BRIEF
Wherever a line in the data below holds "JSON", copy that line.

start

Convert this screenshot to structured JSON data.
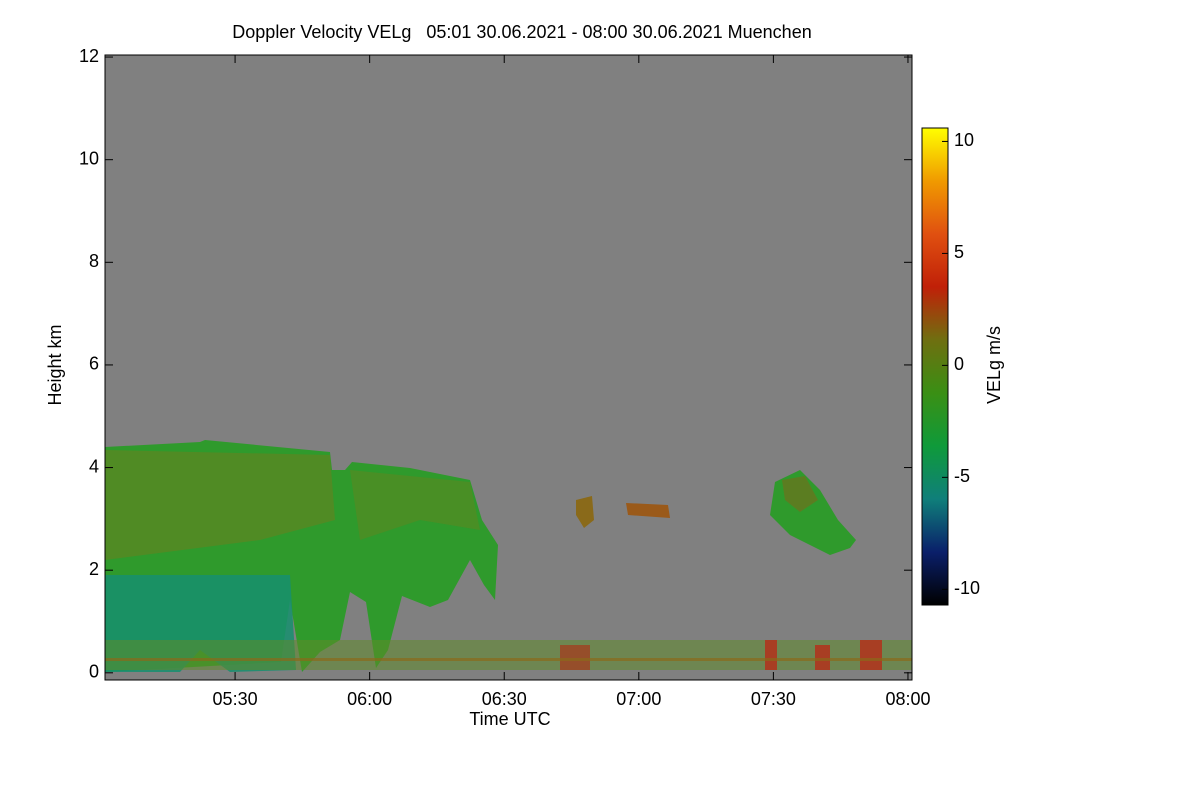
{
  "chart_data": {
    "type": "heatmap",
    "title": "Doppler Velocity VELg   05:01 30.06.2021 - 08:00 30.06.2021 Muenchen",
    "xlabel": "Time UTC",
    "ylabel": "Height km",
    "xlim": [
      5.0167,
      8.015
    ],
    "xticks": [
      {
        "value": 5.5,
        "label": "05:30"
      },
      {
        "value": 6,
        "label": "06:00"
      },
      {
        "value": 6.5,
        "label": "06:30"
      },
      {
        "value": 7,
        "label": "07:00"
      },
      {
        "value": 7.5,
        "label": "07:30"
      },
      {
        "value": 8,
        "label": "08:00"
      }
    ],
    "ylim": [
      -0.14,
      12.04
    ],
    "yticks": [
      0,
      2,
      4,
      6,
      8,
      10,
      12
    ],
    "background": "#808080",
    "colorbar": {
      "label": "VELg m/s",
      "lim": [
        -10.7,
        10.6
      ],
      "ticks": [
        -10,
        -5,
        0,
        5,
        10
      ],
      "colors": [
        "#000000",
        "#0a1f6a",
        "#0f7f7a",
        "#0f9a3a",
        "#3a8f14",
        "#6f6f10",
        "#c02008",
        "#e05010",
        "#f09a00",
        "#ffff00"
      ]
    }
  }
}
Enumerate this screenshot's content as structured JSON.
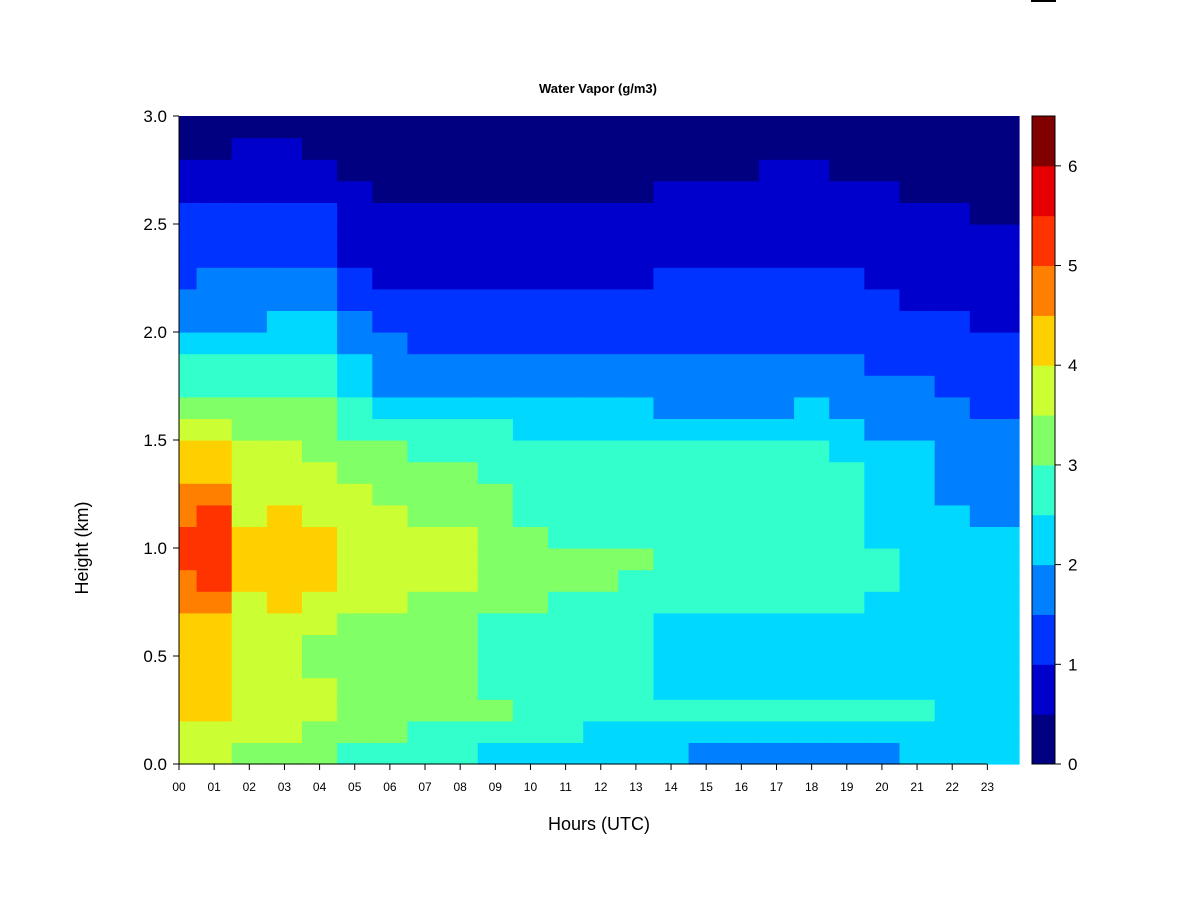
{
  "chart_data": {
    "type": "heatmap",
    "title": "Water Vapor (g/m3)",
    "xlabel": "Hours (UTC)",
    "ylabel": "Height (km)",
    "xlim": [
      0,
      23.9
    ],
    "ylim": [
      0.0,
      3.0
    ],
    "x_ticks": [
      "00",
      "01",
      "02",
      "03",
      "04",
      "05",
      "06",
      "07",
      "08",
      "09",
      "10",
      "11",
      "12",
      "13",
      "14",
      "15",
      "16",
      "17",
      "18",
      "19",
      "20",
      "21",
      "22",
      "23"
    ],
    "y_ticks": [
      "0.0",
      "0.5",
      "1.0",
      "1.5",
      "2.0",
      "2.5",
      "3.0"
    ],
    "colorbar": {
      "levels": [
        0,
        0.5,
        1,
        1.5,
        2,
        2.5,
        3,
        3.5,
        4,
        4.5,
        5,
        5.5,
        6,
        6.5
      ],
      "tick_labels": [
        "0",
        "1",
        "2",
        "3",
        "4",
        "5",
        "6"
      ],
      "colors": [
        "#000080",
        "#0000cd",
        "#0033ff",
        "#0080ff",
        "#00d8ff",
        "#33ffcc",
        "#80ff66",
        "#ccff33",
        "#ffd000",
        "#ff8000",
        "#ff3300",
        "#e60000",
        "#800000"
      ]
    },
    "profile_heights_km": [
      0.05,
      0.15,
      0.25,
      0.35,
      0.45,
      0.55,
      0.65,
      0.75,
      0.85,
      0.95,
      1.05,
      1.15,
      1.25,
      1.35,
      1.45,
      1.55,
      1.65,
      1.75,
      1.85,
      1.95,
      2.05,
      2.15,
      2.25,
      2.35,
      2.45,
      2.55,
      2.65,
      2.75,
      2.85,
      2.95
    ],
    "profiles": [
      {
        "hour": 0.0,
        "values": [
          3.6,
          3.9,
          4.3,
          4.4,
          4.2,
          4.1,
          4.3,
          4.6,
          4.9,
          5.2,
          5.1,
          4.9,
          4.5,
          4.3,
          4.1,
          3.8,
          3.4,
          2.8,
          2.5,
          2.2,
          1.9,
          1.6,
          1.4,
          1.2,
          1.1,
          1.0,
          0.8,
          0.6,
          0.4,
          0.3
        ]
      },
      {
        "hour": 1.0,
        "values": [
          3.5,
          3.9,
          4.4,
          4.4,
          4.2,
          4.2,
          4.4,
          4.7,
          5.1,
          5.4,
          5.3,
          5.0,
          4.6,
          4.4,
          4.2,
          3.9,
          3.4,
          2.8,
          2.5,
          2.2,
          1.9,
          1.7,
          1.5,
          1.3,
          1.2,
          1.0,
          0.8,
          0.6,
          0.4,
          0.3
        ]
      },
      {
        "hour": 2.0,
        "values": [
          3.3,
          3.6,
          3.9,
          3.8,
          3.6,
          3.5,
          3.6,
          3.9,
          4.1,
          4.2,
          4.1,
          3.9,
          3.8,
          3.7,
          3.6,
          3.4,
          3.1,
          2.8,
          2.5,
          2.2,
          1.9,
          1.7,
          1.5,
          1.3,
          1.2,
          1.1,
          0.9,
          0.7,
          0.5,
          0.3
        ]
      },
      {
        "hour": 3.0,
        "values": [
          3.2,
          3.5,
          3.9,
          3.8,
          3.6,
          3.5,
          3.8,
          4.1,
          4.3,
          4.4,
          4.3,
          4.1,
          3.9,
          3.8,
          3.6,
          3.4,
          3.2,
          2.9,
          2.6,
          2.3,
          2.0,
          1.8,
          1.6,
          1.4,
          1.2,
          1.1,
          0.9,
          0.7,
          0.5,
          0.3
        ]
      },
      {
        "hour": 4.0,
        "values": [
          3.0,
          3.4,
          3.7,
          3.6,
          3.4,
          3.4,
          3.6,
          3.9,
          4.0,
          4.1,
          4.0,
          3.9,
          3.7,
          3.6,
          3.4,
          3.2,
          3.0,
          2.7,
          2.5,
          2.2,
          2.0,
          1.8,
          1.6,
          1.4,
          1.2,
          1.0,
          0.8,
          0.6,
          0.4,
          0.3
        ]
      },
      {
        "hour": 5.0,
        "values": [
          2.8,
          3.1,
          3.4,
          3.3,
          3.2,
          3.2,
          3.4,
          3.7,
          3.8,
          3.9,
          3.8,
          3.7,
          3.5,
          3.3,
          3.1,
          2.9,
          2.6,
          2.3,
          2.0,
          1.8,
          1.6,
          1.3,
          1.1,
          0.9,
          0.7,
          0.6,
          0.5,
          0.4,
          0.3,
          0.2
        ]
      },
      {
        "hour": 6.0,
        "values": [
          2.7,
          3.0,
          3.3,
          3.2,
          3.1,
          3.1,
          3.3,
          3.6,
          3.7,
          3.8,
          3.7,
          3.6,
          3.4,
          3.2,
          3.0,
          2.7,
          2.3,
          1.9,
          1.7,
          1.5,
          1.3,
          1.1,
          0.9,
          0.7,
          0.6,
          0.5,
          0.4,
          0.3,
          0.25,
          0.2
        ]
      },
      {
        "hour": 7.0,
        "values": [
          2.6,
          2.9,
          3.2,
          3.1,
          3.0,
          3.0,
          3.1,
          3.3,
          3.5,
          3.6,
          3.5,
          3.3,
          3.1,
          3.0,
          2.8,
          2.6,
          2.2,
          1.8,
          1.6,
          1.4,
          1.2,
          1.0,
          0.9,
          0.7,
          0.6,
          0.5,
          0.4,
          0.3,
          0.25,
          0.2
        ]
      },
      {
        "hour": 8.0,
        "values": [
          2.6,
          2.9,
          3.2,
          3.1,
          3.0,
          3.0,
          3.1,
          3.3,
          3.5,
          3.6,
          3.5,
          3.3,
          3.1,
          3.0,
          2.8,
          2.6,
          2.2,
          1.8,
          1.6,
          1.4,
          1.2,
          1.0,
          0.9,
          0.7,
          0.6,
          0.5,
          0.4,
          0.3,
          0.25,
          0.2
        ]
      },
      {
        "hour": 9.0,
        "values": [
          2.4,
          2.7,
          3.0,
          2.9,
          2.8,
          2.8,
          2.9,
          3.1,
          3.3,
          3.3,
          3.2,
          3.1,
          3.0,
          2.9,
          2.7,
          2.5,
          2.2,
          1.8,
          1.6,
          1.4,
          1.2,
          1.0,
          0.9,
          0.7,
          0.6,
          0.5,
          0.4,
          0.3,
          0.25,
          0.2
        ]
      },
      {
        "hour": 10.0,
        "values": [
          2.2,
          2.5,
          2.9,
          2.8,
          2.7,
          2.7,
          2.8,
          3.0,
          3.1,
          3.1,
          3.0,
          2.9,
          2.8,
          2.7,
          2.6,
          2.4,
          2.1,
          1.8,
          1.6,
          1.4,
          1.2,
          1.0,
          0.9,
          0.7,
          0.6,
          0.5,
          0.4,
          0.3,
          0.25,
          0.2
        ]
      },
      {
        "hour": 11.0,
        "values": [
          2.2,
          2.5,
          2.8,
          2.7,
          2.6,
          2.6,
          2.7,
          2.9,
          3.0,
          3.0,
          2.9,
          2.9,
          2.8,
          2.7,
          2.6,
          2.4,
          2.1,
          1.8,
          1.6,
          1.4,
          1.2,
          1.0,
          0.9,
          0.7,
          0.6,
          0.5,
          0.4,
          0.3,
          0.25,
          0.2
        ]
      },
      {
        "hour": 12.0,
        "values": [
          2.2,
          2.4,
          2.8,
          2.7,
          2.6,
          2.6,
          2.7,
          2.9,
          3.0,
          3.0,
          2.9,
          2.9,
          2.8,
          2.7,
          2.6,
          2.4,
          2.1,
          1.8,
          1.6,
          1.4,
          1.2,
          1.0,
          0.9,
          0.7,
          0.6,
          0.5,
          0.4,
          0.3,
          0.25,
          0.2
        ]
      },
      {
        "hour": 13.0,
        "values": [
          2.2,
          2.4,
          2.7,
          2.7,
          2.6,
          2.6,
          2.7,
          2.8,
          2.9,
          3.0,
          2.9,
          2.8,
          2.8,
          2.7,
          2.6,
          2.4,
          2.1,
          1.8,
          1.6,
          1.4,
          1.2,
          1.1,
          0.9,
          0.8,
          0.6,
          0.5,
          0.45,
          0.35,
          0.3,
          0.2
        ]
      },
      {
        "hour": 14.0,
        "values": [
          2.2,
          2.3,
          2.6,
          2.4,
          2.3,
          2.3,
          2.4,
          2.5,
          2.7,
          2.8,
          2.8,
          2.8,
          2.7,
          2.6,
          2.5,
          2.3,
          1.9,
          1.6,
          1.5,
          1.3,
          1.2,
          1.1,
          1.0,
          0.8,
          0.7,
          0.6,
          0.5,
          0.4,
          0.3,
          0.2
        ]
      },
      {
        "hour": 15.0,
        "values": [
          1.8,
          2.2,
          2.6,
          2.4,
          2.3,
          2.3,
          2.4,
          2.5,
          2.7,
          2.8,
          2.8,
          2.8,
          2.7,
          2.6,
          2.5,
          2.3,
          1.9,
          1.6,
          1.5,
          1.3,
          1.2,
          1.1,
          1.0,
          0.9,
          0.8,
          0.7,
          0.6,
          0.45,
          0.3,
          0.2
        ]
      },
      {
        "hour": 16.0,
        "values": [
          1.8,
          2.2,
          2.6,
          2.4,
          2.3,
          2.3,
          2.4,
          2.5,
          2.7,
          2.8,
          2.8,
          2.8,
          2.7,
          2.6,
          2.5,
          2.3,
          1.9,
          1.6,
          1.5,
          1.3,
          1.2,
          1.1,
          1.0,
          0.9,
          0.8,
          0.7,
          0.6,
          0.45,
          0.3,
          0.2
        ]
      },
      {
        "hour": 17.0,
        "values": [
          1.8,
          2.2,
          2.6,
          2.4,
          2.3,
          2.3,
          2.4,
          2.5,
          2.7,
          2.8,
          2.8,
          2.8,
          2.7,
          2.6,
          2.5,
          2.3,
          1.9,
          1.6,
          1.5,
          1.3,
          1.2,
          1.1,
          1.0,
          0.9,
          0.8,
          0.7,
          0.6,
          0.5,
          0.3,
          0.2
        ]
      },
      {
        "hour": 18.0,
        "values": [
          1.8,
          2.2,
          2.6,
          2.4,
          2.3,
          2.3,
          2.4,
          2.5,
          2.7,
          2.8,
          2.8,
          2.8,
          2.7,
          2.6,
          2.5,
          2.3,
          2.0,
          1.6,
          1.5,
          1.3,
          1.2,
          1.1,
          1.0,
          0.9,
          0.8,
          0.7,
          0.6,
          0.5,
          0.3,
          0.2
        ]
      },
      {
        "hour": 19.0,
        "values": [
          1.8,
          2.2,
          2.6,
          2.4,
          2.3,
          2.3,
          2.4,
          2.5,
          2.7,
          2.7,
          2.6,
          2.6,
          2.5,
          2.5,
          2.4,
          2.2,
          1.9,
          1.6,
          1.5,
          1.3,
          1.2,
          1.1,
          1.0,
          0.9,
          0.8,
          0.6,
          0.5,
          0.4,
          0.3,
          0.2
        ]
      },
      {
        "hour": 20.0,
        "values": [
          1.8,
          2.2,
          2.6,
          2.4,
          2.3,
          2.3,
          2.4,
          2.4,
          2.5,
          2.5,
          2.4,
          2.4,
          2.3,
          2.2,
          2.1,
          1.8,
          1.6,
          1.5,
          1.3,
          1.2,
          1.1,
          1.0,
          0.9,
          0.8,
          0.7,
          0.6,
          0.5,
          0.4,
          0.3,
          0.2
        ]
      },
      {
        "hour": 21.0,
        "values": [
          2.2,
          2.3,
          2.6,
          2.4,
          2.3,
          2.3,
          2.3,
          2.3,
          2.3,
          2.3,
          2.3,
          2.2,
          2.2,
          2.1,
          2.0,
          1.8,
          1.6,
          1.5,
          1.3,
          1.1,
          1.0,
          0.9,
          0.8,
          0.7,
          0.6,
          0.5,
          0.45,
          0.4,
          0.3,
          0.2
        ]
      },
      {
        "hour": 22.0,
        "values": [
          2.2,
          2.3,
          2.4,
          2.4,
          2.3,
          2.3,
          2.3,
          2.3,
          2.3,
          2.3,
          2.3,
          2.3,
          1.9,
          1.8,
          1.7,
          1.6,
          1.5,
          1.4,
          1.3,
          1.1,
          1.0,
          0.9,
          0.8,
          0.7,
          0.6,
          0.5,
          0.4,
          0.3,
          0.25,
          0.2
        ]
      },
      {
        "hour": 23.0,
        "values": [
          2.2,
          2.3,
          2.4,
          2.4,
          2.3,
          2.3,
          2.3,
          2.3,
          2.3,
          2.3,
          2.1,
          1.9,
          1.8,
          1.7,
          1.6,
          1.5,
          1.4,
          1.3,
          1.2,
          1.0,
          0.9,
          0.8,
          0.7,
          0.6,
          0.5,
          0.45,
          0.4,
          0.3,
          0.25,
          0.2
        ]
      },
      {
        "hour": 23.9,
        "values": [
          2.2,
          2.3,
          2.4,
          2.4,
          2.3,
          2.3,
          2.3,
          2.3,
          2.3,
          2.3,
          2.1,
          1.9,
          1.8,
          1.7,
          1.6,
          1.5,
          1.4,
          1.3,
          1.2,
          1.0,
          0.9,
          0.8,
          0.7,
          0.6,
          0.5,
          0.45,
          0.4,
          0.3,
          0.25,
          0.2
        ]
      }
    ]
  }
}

end

OUTPUT OF THE TASK
Convert this screenshot to structured JSON data.
Enumerate this screenshot's content as structured JSON.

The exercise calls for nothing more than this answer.